- **DIRECTION**
Look through the lines below and extract any with the word "your".

- **MATERIAL FOR THIS TASK**
|---|

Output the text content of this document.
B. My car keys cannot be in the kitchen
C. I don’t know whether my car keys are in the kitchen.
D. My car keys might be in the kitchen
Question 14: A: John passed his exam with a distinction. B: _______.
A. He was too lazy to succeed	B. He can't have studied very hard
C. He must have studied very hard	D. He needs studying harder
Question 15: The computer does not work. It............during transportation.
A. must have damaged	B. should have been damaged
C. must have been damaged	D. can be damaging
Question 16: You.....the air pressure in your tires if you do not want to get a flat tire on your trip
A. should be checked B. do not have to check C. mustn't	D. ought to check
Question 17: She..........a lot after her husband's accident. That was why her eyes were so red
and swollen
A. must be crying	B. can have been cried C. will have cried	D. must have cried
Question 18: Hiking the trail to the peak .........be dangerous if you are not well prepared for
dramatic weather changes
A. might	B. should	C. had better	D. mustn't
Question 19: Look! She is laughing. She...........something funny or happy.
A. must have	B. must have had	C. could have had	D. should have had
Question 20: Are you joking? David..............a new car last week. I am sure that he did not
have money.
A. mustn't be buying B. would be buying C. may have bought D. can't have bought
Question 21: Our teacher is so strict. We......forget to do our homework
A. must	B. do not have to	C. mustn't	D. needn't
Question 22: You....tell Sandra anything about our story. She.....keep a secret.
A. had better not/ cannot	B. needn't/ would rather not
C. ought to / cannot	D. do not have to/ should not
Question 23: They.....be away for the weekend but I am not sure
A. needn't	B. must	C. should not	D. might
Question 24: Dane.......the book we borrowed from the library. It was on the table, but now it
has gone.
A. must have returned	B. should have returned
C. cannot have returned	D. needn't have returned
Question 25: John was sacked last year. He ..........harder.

|---|

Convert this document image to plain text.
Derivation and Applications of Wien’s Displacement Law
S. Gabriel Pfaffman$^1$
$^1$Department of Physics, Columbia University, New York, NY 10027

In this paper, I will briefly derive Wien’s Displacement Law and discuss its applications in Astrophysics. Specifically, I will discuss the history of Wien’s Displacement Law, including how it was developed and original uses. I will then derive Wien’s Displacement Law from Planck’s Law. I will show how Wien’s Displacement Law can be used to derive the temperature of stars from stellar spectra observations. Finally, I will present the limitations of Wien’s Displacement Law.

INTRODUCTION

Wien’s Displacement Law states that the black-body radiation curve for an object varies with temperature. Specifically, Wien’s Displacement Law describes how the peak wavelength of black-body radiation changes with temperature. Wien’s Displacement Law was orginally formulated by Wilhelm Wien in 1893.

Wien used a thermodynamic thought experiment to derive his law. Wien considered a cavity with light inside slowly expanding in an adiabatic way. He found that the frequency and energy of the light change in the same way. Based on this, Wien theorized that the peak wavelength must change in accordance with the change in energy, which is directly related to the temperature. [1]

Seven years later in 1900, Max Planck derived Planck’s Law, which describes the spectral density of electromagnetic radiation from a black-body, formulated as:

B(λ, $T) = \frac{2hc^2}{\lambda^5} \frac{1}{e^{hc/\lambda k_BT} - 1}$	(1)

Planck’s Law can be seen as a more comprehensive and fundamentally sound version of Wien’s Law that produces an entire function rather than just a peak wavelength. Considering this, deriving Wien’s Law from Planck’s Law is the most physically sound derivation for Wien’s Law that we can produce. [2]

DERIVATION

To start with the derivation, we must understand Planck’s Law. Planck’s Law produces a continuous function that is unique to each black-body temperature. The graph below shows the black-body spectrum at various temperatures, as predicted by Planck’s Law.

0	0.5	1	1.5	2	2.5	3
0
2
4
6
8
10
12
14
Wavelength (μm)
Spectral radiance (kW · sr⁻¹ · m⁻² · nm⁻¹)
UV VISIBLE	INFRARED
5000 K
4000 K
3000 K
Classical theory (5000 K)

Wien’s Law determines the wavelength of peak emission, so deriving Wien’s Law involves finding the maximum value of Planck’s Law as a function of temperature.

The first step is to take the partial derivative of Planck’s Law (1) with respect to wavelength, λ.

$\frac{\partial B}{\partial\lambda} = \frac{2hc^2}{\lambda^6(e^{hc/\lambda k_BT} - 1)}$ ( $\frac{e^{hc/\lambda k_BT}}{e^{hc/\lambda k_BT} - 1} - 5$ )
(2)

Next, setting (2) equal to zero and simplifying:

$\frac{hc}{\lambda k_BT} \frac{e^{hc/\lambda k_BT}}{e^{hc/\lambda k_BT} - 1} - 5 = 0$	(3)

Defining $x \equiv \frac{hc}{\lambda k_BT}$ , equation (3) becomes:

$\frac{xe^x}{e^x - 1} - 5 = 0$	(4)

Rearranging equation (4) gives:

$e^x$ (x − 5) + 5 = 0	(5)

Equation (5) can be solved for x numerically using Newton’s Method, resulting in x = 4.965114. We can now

|---|

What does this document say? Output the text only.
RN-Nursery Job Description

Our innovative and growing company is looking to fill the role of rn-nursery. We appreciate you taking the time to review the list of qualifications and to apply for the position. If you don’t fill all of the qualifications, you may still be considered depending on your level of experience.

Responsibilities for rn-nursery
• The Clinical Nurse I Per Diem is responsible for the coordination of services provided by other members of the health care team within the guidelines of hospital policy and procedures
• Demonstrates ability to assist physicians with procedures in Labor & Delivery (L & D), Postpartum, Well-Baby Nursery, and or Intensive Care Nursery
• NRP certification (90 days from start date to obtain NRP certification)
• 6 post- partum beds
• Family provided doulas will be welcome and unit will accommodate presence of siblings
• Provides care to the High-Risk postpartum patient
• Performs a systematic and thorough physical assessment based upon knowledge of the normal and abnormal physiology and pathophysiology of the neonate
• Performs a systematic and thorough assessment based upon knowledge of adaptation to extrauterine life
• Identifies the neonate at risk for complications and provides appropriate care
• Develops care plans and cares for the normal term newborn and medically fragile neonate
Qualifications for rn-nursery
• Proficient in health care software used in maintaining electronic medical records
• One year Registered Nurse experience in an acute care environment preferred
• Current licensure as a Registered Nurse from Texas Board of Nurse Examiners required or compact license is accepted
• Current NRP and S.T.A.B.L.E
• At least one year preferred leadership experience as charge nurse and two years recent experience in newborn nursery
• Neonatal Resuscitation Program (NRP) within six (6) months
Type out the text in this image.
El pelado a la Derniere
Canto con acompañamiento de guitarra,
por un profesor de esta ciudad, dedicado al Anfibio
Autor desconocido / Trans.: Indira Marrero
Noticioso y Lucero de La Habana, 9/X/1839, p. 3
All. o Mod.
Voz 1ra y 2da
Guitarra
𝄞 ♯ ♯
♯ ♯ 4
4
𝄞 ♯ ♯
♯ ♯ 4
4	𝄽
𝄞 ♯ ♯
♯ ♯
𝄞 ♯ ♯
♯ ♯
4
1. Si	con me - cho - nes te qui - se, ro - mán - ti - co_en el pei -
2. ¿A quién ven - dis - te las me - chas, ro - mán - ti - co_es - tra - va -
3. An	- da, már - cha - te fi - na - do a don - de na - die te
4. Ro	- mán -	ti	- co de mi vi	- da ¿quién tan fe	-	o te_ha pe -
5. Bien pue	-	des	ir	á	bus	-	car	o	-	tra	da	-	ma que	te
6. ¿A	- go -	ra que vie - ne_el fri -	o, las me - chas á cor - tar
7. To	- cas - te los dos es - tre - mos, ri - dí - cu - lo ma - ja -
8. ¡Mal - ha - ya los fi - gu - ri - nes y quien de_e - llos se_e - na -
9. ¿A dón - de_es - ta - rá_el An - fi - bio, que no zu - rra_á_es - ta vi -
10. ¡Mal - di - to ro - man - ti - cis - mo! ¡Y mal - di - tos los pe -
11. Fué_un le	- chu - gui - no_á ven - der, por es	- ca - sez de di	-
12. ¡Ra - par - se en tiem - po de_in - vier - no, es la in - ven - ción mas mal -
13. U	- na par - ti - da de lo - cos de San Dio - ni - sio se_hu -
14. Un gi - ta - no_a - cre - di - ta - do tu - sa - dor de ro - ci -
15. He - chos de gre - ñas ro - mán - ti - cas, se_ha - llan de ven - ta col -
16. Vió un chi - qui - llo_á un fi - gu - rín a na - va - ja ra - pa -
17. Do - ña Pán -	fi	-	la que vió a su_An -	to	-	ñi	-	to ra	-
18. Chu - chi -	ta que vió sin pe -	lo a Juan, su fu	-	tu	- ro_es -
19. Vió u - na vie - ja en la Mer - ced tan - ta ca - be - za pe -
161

|---|

- **SOLUTION FOR THIS EXERCISE**
Question 16: You.....the air pressure in your tires if you do not want to get a flat tire on your trip
Our innovative and growing company is looking to fill the role of rn-nursery. We appreciate you taking the time to review the list of qualifications and to apply for the position. If you don’t fill all of the qualifications, you may still be considered depending on your level of experience.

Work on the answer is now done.